Instruction
Restate the data below word for word. Skip any images it contains.
##### Given data
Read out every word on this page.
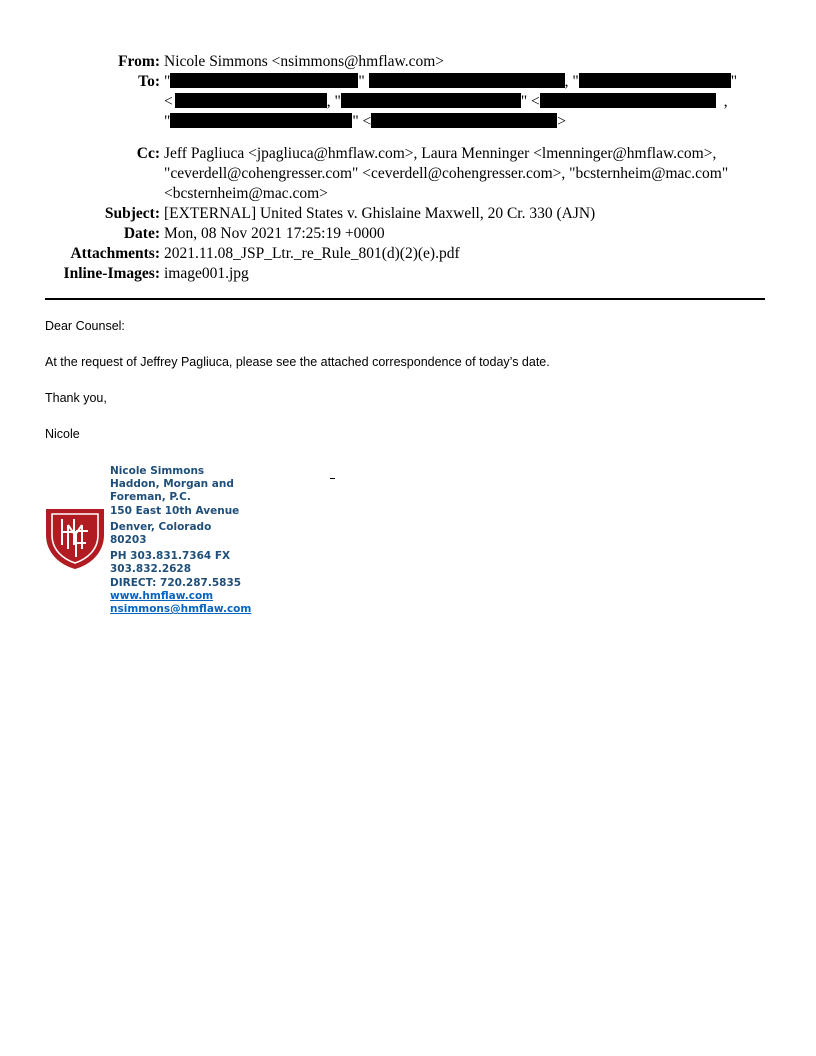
From: Nicole Simmons <nsimmons@hmflaw.com>
To: "	"	, "	"
<	, "	" <	,
"	" <	>
Cc: Jeff Pagliuca <jpagliuca@hmflaw.com>, Laura Menninger <lmenninger@hmflaw.com>,
"ceverdell@cohengresser.com" <ceverdell@cohengresser.com>, "bcsternheim@mac.com"
<bcsternheim@mac.com>
Subject: [EXTERNAL] United States v. Ghislaine Maxwell, 20 Cr. 330 (AJN)
Date: Mon, 08 Nov 2021 17:25:19 +0000
Attachments: 2021.11.08_JSP_Ltr._re_Rule_801(d)(2)(e).pdf
Inline-Images: image001.jpg

Dear Counsel:

At the request of Jeffrey Pagliuca, please see the attached correspondence of today’s date.

Thank you,

Nicole

Nicole Simmons
Haddon, Morgan and
Foreman, P.C.
150 East 10th Avenue
Denver, Colorado
80203
PH 303.831.7364 FX
303.832.2628
DIRECT: 720.287.5835
www.hmflaw.com
nsimmons@hmflaw.com
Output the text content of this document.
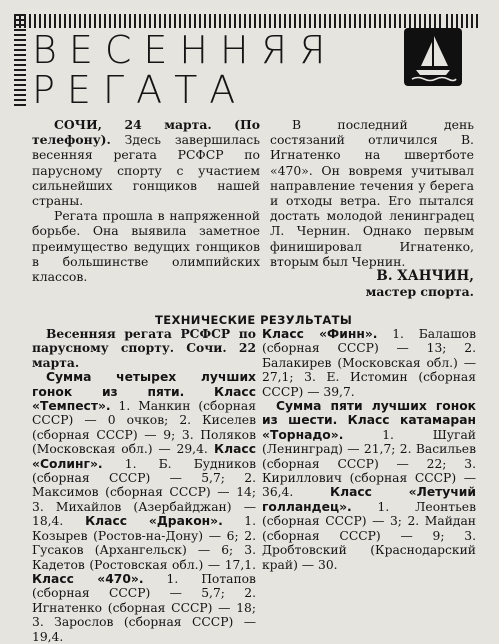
ВЕСЕННЯЯ
РЕГАТА

СОЧИ, 24 марта. (По телефону). Здесь завершилась весенняя регата РСФСР по парусному спорту с участием сильнейших гонщиков нашей страны.

Регата прошла в напряженной борьбе. Она выявила заметное преимущество ведущих гонщиков в большинстве олимпийских классов.

В последний день состязаний отличился В. Игнатенко на швертботе «470». Он вовремя учитывал направление течения у берега и отходы ветра. Его пытался достать молодой ленинградец Л. Чернин. Однако первым финишировал Игнатенко, вторым был Чернин.

В. ХАНЧИН,

мастер спорта.

ТЕХНИЧЕСКИЕ РЕЗУЛЬТАТЫ

Весенняя регата РСФСР по парусному спорту. Сочи. 22 марта.

Сумма четырех лучших гонок из пяти. Класс «Темпест». 1. Манкин (сборная СССР) — 0 очков; 2. Киселев (сборная СССР) — 9; 3. Поляков (Московская обл.) — 29,4. Класс «Солинг». 1. Б. Будников (сборная СССР) — 5,7; 2. Максимов (сборная СССР) — 14; 3. Михайлов (Азербайджан) — 18,4. Класс «Дракон». 1. Козырев (Ростов-на-Дону) — 6; 2. Гусаков (Архангельск) — 6; 3. Кадетов (Ростовская обл.) — 17,1. Класс «470». 1. Потапов (сборная СССР) — 5,7; 2. Игнатенко (сборная СССР) — 18; 3. Зарослов (сборная СССР) — 19,4.

Класс «Финн». 1. Балашов (сборная СССР) — 13; 2. Балакирев (Московская обл.) — 27,1; 3. Е. Истомин (сборная СССР) — 39,7.

Сумма пяти лучших гонок из шести. Класс катамаран «Торнадо». 1. Шугай (Ленинград) — 21,7; 2. Васильев (сборная СССР) — 22; 3. Кириллович (сборная СССР) — 36,4. Класс «Летучий голландец». 1. Леонтьев (сборная СССР) — 3; 2. Майдан (сборная СССР) — 9; 3. Дробтовский (Краснодарский край) — 30.
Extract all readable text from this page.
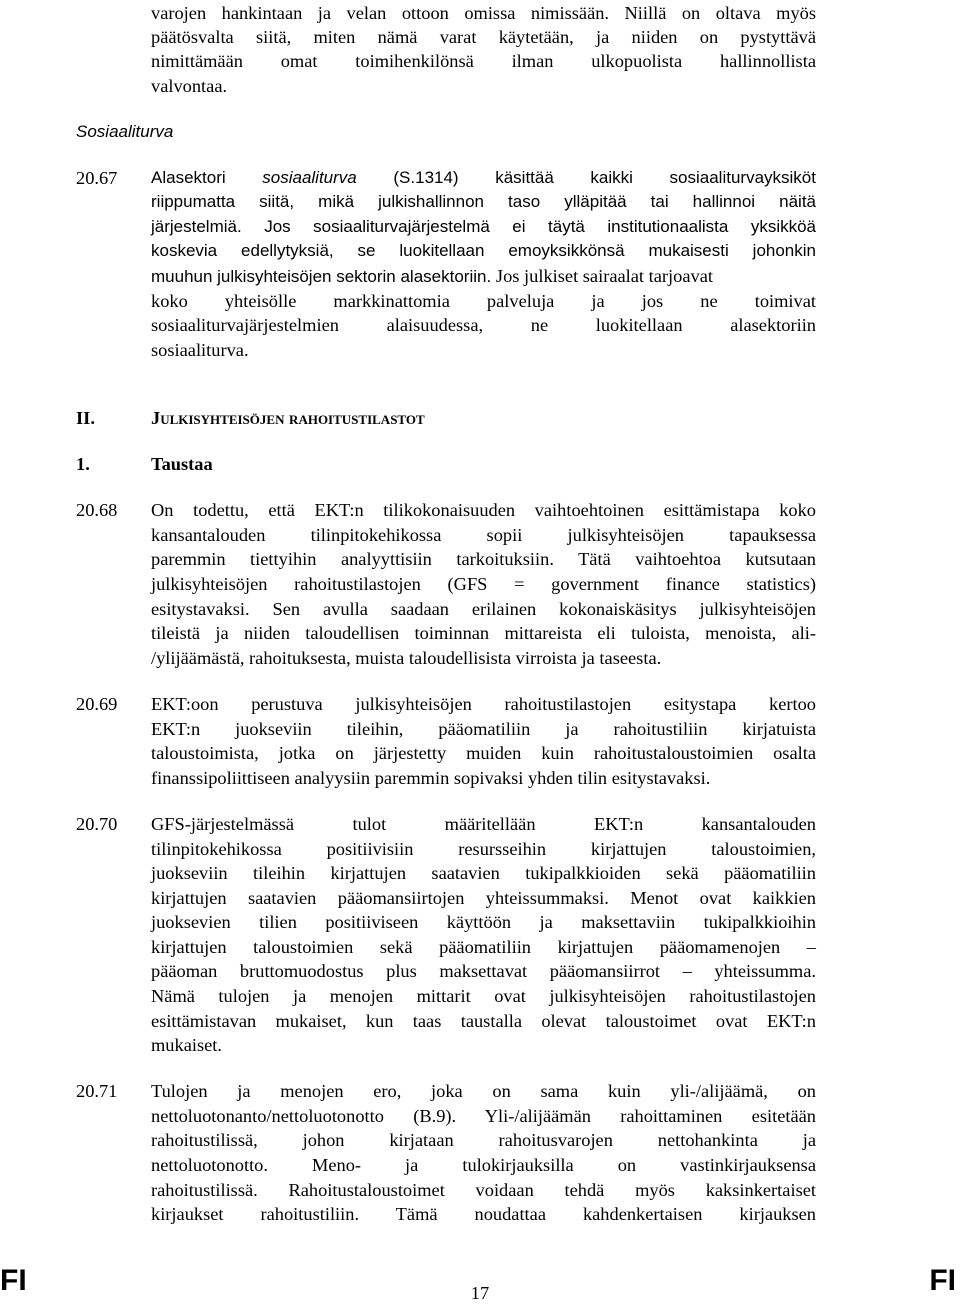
varojen hankintaan ja velan ottoon omissa nimissään. Niillä on oltava myös
päätösvalta siitä, miten nämä varat käytetään, ja niiden on pystyttävä
nimittämään omat toimihenkilönsä ilman ulkopuolista hallinnollista
valvontaa.
Sosiaaliturva
20.67 Alasektori sosiaaliturva (S.1314) käsittää kaikki sosiaaliturvayksiköt
riippumatta siitä, mikä julkishallinnon taso ylläpitää tai hallinnoi näitä
järjestelmiä. Jos sosiaaliturvajärjestelmä ei täytä institutionaalista yksikköä
koskevia edellytyksiä, se luokitellaan emoyksikkönsä mukaisesti johonkin
muuhun julkisyhteisöjen sektorin alasektoriin. Jos julkiset sairaalat tarjoavat
koko yhteisölle markkinattomia palveluja ja jos ne toimivat
sosiaaliturvajärjestelmien alaisuudessa, ne luokitellaan alasektoriin
sosiaaliturva.
II.	Julkisyhteisöjen rahoitustilastot
1.	Taustaa
20.68 On todettu, että EKT:n tilikokonaisuuden vaihtoehtoinen esittämistapa koko
kansantalouden tilinpitokehikossa sopii julkisyhteisöjen tapauksessa
paremmin tiettyihin analyyttisiin tarkoituksiin. Tätä vaihtoehtoa kutsutaan
julkisyhteisöjen rahoitustilastojen (GFS = government finance statistics)
esitystavaksi. Sen avulla saadaan erilainen kokonaiskäsitys julkisyhteisöjen
tileistä ja niiden taloudellisen toiminnan mittareista eli tuloista, menoista, ali-
/ylijäämästä, rahoituksesta, muista taloudellisista virroista ja taseesta.
20.69 EKT:oon perustuva julkisyhteisöjen rahoitustilastojen esitystapa kertoo
EKT:n juokseviin tileihin, pääomatiliin ja rahoitustiliin kirjatuista
taloustoimista, jotka on järjestetty muiden kuin rahoitustaloustoimien osalta
finanssipoliittiseen analyysiin paremmin sopivaksi yhden tilin esitystavaksi.
20.70 GFS-järjestelmässä tulot määritellään EKT:n kansantalouden
tilinpitokehikossa positiivisiin resursseihin kirjattujen taloustoimien,
juokseviin tileihin kirjattujen saatavien tukipalkkioiden sekä pääomatiliin
kirjattujen saatavien pääomansiirtojen yhteissummaksi. Menot ovat kaikkien
juoksevien tilien positiiviseen käyttöön ja maksettaviin tukipalkkioihin
kirjattujen taloustoimien sekä pääomatiliin kirjattujen pääomamenojen –
pääoman bruttomuodostus plus maksettavat pääomansiirrot – yhteissumma.
Nämä tulojen ja menojen mittarit ovat julkisyhteisöjen rahoitustilastojen
esittämistavan mukaiset, kun taas taustalla olevat taloustoimet ovat EKT:n
mukaiset.
20.71 Tulojen ja menojen ero, joka on sama kuin yli-/alijäämä, on
nettoluotonanto/nettoluotonotto (B.9). Yli-/alijäämän rahoittaminen esitetään
rahoitustilissä, johon kirjataan rahoitusvarojen nettohankinta ja
nettoluotonotto. Meno- ja tulokirjauksilla on vastinkirjauksensa
rahoitustilissä. Rahoitustaloustoimet voidaan tehdä myös kaksinkertaiset
kirjaukset rahoitustiliin. Tämä noudattaa kahdenkertaisen kirjauksen
FI	17	FI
##########
Task solution
Read out every word on this page.
From: Nicole Simmons <nsimmons@hmflaw.com>
To: "	"	, "	"
<	, "	" <	,
"	" <	>
Cc: Jeff Pagliuca <jpagliuca@hmflaw.com>, Laura Menninger <lmenninger@hmflaw.com>,
"ceverdell@cohengresser.com" <ceverdell@cohengresser.com>, "bcsternheim@mac.com"
<bcsternheim@mac.com>
Subject: [EXTERNAL] United States v. Ghislaine Maxwell, 20 Cr. 330 (AJN)
Date: Mon, 08 Nov 2021 17:25:19 +0000
Attachments: 2021.11.08_JSP_Ltr._re_Rule_801(d)(2)(e).pdf
Inline-Images: image001.jpg

Dear Counsel:

At the request of Jeffrey Pagliuca, please see the attached correspondence of today’s date.

Thank you,

Nicole

Nicole Simmons
Haddon, Morgan and
Foreman, P.C.
150 East 10th Avenue
Denver, Colorado
80203
PH 303.831.7364 FX
303.832.2628
DIRECT: 720.287.5835
www.hmflaw.com
nsimmons@hmflaw.com
Output the text content of this document.
ВЕСЕННЯЯ
РЕГАТА

СОЧИ, 24 марта. (По телефону). Здесь завершилась весенняя регата РСФСР по парусному спорту с участием сильнейших гонщиков нашей страны.

Регата прошла в напряженной борьбе. Она выявила заметное преимущество ведущих гонщиков в большинстве олимпийских классов.

В последний день состязаний отличился В. Игнатенко на швертботе «470». Он вовремя учитывал направление течения у берега и отходы ветра. Его пытался достать молодой ленинградец Л. Чернин. Однако первым финишировал Игнатенко, вторым был Чернин.

В. ХАНЧИН,

мастер спорта.

ТЕХНИЧЕСКИЕ РЕЗУЛЬТАТЫ

Весенняя регата РСФСР по парусному спорту. Сочи. 22 марта.

Сумма четырех лучших гонок из пяти. Класс «Темпест». 1. Манкин (сборная СССР) — 0 очков; 2. Киселев (сборная СССР) — 9; 3. Поляков (Московская обл.) — 29,4. Класс «Солинг». 1. Б. Будников (сборная СССР) — 5,7; 2. Максимов (сборная СССР) — 14; 3. Михайлов (Азербайджан) — 18,4. Класс «Дракон». 1. Козырев (Ростов-на-Дону) — 6; 2. Гусаков (Архангельск) — 6; 3. Кадетов (Ростовская обл.) — 17,1. Класс «470». 1. Потапов (сборная СССР) — 5,7; 2. Игнатенко (сборная СССР) — 18; 3. Зарослов (сборная СССР) — 19,4.

Класс «Финн». 1. Балашов (сборная СССР) — 13; 2. Балакирев (Московская обл.) — 27,1; 3. Е. Истомин (сборная СССР) — 39,7.

Сумма пяти лучших гонок из шести. Класс катамаран «Торнадо». 1. Шугай (Ленинград) — 21,7; 2. Васильев (сборная СССР) — 22; 3. Кириллович (сборная СССР) — 36,4. Класс «Летучий голландец». 1. Леонтьев (сборная СССР) — 3; 2. Майдан (сборная СССР) — 9; 3. Дробтовский (Краснодарский край) — 30.
Extract all readable text from this page.
varojen hankintaan ja velan ottoon omissa nimissään. Niillä on oltava myös
päätösvalta siitä, miten nämä varat käytetään, ja niiden on pystyttävä
nimittämään omat toimihenkilönsä ilman ulkopuolista hallinnollista
valvontaa.
Sosiaaliturva
20.67 Alasektori sosiaaliturva (S.1314) käsittää kaikki sosiaaliturvayksiköt
riippumatta siitä, mikä julkishallinnon taso ylläpitää tai hallinnoi näitä
järjestelmiä. Jos sosiaaliturvajärjestelmä ei täytä institutionaalista yksikköä
koskevia edellytyksiä, se luokitellaan emoyksikkönsä mukaisesti johonkin
muuhun julkisyhteisöjen sektorin alasektoriin. Jos julkiset sairaalat tarjoavat
koko yhteisölle markkinattomia palveluja ja jos ne toimivat
sosiaaliturvajärjestelmien alaisuudessa, ne luokitellaan alasektoriin
sosiaaliturva.
II.	Julkisyhteisöjen rahoitustilastot
1.	Taustaa
20.68 On todettu, että EKT:n tilikokonaisuuden vaihtoehtoinen esittämistapa koko
kansantalouden tilinpitokehikossa sopii julkisyhteisöjen tapauksessa
paremmin tiettyihin analyyttisiin tarkoituksiin. Tätä vaihtoehtoa kutsutaan
julkisyhteisöjen rahoitustilastojen (GFS = government finance statistics)
esitystavaksi. Sen avulla saadaan erilainen kokonaiskäsitys julkisyhteisöjen
tileistä ja niiden taloudellisen toiminnan mittareista eli tuloista, menoista, ali-
/ylijäämästä, rahoituksesta, muista taloudellisista virroista ja taseesta.
20.69 EKT:oon perustuva julkisyhteisöjen rahoitustilastojen esitystapa kertoo
EKT:n juokseviin tileihin, pääomatiliin ja rahoitustiliin kirjatuista
taloustoimista, jotka on järjestetty muiden kuin rahoitustaloustoimien osalta
finanssipoliittiseen analyysiin paremmin sopivaksi yhden tilin esitystavaksi.
20.70 GFS-järjestelmässä tulot määritellään EKT:n kansantalouden
tilinpitokehikossa positiivisiin resursseihin kirjattujen taloustoimien,
juokseviin tileihin kirjattujen saatavien tukipalkkioiden sekä pääomatiliin
kirjattujen saatavien pääomansiirtojen yhteissummaksi. Menot ovat kaikkien
juoksevien tilien positiiviseen käyttöön ja maksettaviin tukipalkkioihin
kirjattujen taloustoimien sekä pääomatiliin kirjattujen pääomamenojen –
pääoman bruttomuodostus plus maksettavat pääomansiirrot – yhteissumma.
Nämä tulojen ja menojen mittarit ovat julkisyhteisöjen rahoitustilastojen
esittämistavan mukaiset, kun taas taustalla olevat taloustoimet ovat EKT:n
mukaiset.
20.71 Tulojen ja menojen ero, joka on sama kuin yli-/alijäämä, on
nettoluotonanto/nettoluotonotto (B.9). Yli-/alijäämän rahoittaminen esitetään
rahoitustilissä, johon kirjataan rahoitusvarojen nettohankinta ja
nettoluotonotto. Meno- ja tulokirjauksilla on vastinkirjauksensa
rahoitustilissä. Rahoitustaloustoimet voidaan tehdä myös kaksinkertaiset
kirjaukset rahoitustiliin. Tämä noudattaa kahdenkertaisen kirjauksen
FI	17	FI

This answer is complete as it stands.